◆ **WORK TO DO**: Go through the material and pull out every line with the string "CIRILO" in it.

[start DATASET EXTRACT]

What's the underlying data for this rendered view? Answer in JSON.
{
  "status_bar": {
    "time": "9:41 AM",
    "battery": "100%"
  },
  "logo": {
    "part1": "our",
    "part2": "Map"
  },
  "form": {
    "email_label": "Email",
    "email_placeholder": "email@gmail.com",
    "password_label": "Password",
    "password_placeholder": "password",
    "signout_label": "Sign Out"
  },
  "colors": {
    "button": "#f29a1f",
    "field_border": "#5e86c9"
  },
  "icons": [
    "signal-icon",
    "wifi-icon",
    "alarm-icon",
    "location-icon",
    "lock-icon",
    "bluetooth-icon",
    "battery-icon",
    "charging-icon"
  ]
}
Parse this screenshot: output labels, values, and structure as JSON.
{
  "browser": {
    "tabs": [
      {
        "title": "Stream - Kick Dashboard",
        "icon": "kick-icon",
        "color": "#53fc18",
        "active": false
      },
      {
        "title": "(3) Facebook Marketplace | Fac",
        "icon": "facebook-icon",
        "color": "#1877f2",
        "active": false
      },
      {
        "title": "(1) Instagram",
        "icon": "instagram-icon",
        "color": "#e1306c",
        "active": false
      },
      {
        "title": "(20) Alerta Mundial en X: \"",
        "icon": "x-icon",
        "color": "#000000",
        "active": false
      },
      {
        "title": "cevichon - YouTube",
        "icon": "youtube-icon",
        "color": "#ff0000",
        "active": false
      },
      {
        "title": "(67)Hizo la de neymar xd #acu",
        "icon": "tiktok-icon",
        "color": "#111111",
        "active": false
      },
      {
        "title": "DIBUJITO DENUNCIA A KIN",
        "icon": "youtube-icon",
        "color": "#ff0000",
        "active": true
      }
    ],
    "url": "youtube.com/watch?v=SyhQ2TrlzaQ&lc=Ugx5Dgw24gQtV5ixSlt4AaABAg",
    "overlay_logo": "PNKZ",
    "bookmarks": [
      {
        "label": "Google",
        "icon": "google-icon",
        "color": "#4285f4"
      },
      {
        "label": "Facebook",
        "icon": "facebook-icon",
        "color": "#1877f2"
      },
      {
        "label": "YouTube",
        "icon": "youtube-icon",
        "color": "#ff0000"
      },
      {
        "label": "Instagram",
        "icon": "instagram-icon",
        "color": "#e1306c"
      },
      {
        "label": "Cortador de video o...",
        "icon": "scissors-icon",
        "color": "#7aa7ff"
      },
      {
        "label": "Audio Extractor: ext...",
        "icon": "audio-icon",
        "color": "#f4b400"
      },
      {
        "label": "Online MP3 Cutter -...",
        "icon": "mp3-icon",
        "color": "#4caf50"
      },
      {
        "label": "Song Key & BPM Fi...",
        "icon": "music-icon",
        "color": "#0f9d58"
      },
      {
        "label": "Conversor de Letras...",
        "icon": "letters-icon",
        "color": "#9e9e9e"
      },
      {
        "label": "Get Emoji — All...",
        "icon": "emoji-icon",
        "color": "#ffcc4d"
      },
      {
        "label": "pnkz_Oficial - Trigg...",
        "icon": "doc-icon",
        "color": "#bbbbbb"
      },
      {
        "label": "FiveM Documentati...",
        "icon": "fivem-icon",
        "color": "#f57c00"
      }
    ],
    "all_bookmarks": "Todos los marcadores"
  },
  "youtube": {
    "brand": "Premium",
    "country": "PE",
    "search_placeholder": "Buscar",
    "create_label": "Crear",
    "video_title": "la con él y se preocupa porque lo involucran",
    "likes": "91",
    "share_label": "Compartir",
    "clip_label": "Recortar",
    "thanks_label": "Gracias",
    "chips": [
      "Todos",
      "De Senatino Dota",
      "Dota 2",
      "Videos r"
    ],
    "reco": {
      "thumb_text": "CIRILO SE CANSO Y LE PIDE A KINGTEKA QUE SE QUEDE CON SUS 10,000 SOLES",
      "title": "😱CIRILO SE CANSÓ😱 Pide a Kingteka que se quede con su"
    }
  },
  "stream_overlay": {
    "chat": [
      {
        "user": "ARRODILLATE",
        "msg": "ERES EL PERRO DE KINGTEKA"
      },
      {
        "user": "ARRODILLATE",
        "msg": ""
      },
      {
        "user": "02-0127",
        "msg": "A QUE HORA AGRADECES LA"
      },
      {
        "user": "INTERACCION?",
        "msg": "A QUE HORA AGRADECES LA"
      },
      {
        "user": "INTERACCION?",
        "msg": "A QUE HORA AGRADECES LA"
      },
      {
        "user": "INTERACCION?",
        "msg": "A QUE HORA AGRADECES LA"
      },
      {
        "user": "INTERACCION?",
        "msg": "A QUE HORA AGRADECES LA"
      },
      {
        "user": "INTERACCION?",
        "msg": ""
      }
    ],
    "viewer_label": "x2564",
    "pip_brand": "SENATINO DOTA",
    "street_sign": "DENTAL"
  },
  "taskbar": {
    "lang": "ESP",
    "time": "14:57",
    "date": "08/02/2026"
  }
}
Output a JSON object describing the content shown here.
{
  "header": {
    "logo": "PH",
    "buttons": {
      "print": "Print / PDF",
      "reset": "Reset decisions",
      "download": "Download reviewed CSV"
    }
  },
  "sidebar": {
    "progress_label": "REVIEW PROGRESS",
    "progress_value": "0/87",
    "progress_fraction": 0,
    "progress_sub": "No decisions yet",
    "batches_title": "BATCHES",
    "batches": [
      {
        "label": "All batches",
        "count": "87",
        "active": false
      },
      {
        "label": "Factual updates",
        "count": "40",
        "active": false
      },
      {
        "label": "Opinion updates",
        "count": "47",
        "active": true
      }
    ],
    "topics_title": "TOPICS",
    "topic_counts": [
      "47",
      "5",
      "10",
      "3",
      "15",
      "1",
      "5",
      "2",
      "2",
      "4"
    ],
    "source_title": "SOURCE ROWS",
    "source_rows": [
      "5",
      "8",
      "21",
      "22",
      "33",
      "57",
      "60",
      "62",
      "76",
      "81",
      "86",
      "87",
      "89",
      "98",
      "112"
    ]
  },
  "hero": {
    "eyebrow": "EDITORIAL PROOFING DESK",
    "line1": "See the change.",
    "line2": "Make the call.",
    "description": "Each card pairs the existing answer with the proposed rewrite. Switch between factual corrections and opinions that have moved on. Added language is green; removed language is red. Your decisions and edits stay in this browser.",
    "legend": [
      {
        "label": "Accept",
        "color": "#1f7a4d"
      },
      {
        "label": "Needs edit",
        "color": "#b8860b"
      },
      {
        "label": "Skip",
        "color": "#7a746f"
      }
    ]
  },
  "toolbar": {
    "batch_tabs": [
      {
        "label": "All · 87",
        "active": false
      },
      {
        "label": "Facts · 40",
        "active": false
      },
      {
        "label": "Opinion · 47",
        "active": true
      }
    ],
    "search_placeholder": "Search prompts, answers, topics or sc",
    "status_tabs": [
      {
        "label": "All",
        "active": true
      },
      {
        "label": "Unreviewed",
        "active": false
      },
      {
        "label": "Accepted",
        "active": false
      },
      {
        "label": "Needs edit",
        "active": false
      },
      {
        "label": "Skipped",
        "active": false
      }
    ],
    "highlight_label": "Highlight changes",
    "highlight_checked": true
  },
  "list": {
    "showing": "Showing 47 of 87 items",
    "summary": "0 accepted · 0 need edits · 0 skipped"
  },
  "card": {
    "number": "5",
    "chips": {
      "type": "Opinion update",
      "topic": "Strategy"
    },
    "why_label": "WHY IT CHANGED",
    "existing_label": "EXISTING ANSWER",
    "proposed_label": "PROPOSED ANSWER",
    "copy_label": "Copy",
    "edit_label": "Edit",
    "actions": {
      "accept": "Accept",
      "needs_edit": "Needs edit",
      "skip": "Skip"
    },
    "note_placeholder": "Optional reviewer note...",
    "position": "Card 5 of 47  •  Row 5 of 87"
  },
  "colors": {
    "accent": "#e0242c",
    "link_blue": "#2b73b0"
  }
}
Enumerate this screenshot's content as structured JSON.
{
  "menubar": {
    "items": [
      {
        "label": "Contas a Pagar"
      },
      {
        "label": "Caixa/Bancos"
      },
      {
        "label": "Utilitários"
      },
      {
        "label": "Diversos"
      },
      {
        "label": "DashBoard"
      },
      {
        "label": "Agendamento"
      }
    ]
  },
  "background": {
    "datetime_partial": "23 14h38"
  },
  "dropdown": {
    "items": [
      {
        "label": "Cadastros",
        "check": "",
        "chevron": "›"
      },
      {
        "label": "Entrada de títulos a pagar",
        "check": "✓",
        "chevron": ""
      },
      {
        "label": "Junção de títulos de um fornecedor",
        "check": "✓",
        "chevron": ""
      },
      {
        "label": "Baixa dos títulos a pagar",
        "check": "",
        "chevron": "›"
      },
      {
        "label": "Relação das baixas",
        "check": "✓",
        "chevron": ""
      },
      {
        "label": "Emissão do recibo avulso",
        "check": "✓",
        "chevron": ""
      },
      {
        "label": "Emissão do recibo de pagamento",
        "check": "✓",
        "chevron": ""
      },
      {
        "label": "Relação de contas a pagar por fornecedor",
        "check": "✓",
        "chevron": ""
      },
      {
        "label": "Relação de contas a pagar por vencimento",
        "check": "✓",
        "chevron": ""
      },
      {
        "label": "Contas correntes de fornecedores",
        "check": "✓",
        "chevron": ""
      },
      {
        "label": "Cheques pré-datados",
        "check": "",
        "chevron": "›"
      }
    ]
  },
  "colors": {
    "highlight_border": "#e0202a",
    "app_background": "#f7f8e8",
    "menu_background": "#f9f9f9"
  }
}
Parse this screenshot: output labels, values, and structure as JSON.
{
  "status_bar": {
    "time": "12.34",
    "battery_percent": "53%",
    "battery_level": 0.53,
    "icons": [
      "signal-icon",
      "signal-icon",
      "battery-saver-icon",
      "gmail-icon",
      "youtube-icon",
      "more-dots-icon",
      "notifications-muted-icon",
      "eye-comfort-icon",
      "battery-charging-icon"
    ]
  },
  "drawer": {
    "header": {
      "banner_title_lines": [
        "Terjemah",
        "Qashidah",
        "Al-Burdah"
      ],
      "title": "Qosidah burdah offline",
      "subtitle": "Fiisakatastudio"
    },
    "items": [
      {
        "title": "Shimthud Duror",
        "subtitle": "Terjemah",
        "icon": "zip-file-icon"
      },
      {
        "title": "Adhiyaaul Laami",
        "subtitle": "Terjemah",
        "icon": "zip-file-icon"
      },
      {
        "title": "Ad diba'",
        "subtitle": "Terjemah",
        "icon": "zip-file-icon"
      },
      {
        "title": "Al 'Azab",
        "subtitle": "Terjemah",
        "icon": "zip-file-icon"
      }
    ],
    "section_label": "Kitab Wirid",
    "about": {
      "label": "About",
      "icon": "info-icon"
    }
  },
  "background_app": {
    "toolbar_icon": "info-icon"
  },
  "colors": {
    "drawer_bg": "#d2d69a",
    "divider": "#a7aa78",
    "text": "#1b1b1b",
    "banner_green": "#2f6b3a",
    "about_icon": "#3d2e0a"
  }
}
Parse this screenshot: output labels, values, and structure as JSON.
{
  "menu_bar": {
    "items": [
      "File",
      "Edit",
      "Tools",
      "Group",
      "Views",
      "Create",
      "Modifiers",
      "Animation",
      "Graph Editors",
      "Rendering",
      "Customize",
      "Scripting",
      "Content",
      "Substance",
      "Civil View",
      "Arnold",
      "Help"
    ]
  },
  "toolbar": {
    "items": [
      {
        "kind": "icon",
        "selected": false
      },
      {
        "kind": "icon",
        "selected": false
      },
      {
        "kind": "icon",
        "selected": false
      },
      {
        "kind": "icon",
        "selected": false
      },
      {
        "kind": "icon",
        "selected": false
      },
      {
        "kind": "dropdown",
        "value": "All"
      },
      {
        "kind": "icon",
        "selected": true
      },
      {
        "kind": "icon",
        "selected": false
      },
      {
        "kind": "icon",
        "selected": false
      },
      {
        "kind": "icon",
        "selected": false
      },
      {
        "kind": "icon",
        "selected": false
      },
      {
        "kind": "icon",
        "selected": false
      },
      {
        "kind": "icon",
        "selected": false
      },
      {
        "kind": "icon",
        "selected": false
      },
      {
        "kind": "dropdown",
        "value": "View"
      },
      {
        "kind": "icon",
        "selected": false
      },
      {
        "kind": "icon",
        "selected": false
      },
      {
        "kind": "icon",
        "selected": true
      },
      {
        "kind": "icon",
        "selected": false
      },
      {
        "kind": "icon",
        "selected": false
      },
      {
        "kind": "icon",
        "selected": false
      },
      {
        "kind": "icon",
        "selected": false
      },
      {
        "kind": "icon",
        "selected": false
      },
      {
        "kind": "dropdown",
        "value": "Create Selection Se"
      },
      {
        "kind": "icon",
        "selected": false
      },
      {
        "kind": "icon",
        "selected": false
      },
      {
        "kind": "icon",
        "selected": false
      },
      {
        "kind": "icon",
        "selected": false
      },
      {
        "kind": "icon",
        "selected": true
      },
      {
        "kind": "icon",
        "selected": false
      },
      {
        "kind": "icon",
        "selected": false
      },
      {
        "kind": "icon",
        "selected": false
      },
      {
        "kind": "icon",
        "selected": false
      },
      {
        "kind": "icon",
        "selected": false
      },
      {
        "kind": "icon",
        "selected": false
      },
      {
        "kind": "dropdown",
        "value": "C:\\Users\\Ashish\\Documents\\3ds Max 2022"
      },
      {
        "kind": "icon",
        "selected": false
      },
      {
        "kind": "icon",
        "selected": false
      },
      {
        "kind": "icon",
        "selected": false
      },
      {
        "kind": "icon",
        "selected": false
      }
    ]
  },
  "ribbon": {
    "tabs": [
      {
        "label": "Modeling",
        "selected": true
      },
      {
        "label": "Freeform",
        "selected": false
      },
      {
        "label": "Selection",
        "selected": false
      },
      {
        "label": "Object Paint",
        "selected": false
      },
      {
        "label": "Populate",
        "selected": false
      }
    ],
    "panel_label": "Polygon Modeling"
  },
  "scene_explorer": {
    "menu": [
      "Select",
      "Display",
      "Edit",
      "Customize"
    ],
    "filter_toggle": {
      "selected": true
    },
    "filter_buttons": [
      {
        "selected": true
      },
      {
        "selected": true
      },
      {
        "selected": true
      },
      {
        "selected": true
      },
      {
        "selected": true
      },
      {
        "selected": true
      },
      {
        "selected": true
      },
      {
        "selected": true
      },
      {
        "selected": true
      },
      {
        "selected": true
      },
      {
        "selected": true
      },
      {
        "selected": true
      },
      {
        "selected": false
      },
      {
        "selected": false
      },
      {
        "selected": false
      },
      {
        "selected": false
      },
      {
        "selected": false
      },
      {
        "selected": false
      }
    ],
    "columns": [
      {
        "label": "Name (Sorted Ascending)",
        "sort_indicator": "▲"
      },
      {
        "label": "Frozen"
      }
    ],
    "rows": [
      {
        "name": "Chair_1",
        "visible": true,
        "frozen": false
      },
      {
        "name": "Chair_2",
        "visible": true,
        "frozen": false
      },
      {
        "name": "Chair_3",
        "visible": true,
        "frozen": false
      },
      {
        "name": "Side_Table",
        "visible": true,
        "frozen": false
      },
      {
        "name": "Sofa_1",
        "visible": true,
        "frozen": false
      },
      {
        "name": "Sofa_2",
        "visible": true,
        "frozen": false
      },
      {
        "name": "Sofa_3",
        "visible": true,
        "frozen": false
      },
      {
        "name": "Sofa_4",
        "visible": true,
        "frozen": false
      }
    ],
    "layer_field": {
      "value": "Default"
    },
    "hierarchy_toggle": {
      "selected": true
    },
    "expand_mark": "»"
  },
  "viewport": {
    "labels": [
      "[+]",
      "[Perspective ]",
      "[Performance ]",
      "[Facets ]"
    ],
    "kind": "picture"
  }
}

[end DATASET EXTRACT]

◆ **TASK OUTPUT**:
      "thumb_text": "CIRILO SE CANSO Y LE PIDE A KINGTEKA QUE SE QUEDE CON SUS 10,000 SOLES",
      "title": "😱CIRILO SE CANSÓ😱 Pide a Kingteka que se quede con su"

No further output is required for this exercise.